— Input for this task —

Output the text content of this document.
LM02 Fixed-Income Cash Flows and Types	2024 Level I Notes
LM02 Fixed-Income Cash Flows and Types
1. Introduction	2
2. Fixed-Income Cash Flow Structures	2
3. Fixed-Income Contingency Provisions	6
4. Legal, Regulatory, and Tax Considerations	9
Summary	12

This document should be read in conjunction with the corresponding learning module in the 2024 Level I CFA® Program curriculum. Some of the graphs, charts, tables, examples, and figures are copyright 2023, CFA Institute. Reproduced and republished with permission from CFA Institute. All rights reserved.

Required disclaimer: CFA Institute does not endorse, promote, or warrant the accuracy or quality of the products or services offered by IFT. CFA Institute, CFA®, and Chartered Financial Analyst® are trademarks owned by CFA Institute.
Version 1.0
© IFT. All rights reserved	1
--
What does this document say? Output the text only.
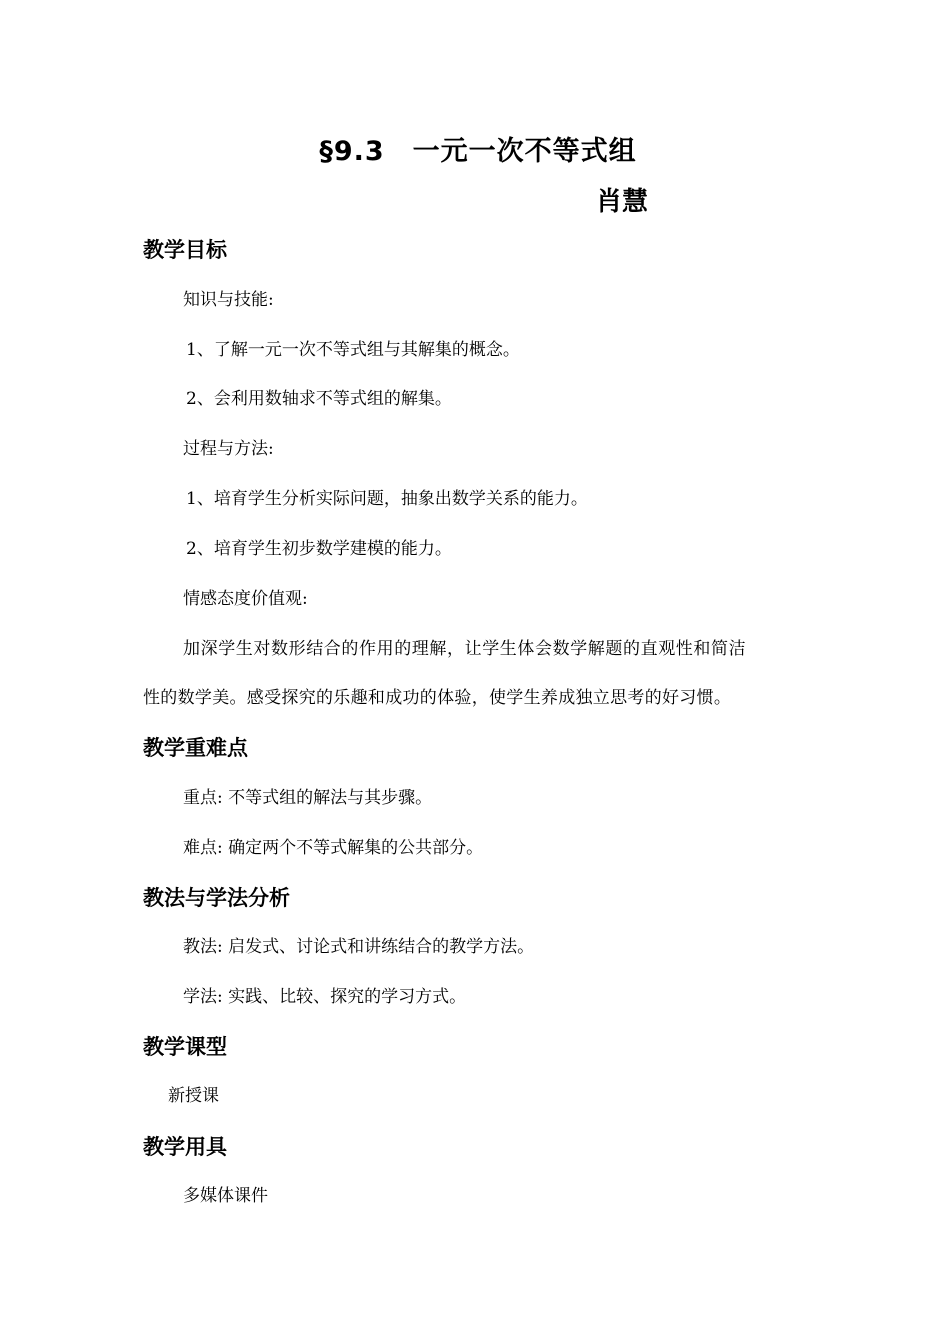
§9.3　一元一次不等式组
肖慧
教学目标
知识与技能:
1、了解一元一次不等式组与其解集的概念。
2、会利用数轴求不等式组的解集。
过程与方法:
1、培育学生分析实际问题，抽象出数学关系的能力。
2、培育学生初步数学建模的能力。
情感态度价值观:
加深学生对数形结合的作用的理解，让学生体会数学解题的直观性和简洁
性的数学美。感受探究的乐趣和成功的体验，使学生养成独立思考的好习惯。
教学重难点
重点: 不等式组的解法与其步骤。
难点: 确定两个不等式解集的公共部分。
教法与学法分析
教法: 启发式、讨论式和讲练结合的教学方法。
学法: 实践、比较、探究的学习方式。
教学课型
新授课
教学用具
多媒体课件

— Goal of the exercise —
Go through the material above and copy each line that has the word "document".

— Final result —
Output the text content of this document.
This document should be read in conjunction with the corresponding learning module in the 2024 Level I CFA® Program curriculum. Some of the graphs, charts, tables, examples, and figures are copyright 2023, CFA Institute. Reproduced and republished with permission from CFA Institute. All rights reserved.
What does this document say? Output the text only.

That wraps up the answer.